* ENTRIES:
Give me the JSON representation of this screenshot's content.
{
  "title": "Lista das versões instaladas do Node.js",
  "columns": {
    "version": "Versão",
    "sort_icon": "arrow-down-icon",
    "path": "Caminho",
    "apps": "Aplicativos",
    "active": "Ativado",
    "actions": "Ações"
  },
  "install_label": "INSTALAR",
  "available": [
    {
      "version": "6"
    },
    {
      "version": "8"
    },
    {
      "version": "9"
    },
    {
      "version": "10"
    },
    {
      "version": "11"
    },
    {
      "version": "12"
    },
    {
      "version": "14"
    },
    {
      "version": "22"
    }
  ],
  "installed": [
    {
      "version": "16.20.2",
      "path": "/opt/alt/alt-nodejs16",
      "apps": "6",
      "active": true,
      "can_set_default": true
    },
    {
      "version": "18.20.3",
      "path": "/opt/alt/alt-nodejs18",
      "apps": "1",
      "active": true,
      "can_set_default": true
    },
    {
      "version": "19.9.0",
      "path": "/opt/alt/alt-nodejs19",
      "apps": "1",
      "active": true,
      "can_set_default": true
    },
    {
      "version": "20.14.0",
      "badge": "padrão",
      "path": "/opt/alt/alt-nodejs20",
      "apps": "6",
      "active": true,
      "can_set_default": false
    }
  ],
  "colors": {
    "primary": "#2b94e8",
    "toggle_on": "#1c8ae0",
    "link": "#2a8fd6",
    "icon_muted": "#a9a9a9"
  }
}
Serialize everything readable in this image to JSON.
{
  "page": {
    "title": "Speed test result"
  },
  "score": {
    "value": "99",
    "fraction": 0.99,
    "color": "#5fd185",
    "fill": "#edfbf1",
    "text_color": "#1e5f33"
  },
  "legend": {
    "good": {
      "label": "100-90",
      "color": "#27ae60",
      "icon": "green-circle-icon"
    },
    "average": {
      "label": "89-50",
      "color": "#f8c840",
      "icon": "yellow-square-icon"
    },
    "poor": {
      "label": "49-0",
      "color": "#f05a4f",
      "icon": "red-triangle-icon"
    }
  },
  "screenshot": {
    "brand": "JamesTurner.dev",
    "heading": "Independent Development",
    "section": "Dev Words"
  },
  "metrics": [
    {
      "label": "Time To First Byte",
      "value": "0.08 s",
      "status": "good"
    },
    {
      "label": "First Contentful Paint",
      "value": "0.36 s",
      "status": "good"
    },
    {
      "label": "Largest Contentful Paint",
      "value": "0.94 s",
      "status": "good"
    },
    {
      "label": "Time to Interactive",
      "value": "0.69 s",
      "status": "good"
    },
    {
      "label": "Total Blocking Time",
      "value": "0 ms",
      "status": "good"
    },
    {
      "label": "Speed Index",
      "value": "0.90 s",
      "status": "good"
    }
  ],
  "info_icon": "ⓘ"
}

* WHAT IS ASKED: Exactly reproduce the material above.

* ANSWER FOR THIS EXERCISE:
Give me the JSON representation of this screenshot's content.
{
  "title": "Lista das versões instaladas do Node.js",
  "columns": {
    "version": "Versão",
    "sort_icon": "arrow-down-icon",
    "path": "Caminho",
    "apps": "Aplicativos",
    "active": "Ativado",
    "actions": "Ações"
  },
  "install_label": "INSTALAR",
  "available": [
    {
      "version": "6"
    },
    {
      "version": "8"
    },
    {
      "version": "9"
    },
    {
      "version": "10"
    },
    {
      "version": "11"
    },
    {
      "version": "12"
    },
    {
      "version": "14"
    },
    {
      "version": "22"
    }
  ],
  "installed": [
    {
      "version": "16.20.2",
      "path": "/opt/alt/alt-nodejs16",
      "apps": "6",
      "active": true,
      "can_set_default": true
    },
    {
      "version": "18.20.3",
      "path": "/opt/alt/alt-nodejs18",
      "apps": "1",
      "active": true,
      "can_set_default": true
    },
    {
      "version": "19.9.0",
      "path": "/opt/alt/alt-nodejs19",
      "apps": "1",
      "active": true,
      "can_set_default": true
    },
    {
      "version": "20.14.0",
      "badge": "padrão",
      "path": "/opt/alt/alt-nodejs20",
      "apps": "6",
      "active": true,
      "can_set_default": false
    }
  ],
  "colors": {
    "primary": "#2b94e8",
    "toggle_on": "#1c8ae0",
    "link": "#2a8fd6",
    "icon_muted": "#a9a9a9"
  }
}
Serialize everything readable in this image to JSON.
{
  "page": {
    "title": "Speed test result"
  },
  "score": {
    "value": "99",
    "fraction": 0.99,
    "color": "#5fd185",
    "fill": "#edfbf1",
    "text_color": "#1e5f33"
  },
  "legend": {
    "good": {
      "label": "100-90",
      "color": "#27ae60",
      "icon": "green-circle-icon"
    },
    "average": {
      "label": "89-50",
      "color": "#f8c840",
      "icon": "yellow-square-icon"
    },
    "poor": {
      "label": "49-0",
      "color": "#f05a4f",
      "icon": "red-triangle-icon"
    }
  },
  "screenshot": {
    "brand": "JamesTurner.dev",
    "heading": "Independent Development",
    "section": "Dev Words"
  },
  "metrics": [
    {
      "label": "Time To First Byte",
      "value": "0.08 s",
      "status": "good"
    },
    {
      "label": "First Contentful Paint",
      "value": "0.36 s",
      "status": "good"
    },
    {
      "label": "Largest Contentful Paint",
      "value": "0.94 s",
      "status": "good"
    },
    {
      "label": "Time to Interactive",
      "value": "0.69 s",
      "status": "good"
    },
    {
      "label": "Total Blocking Time",
      "value": "0 ms",
      "status": "good"
    },
    {
      "label": "Speed Index",
      "value": "0.90 s",
      "status": "good"
    }
  ],
  "info_icon": "ⓘ"
}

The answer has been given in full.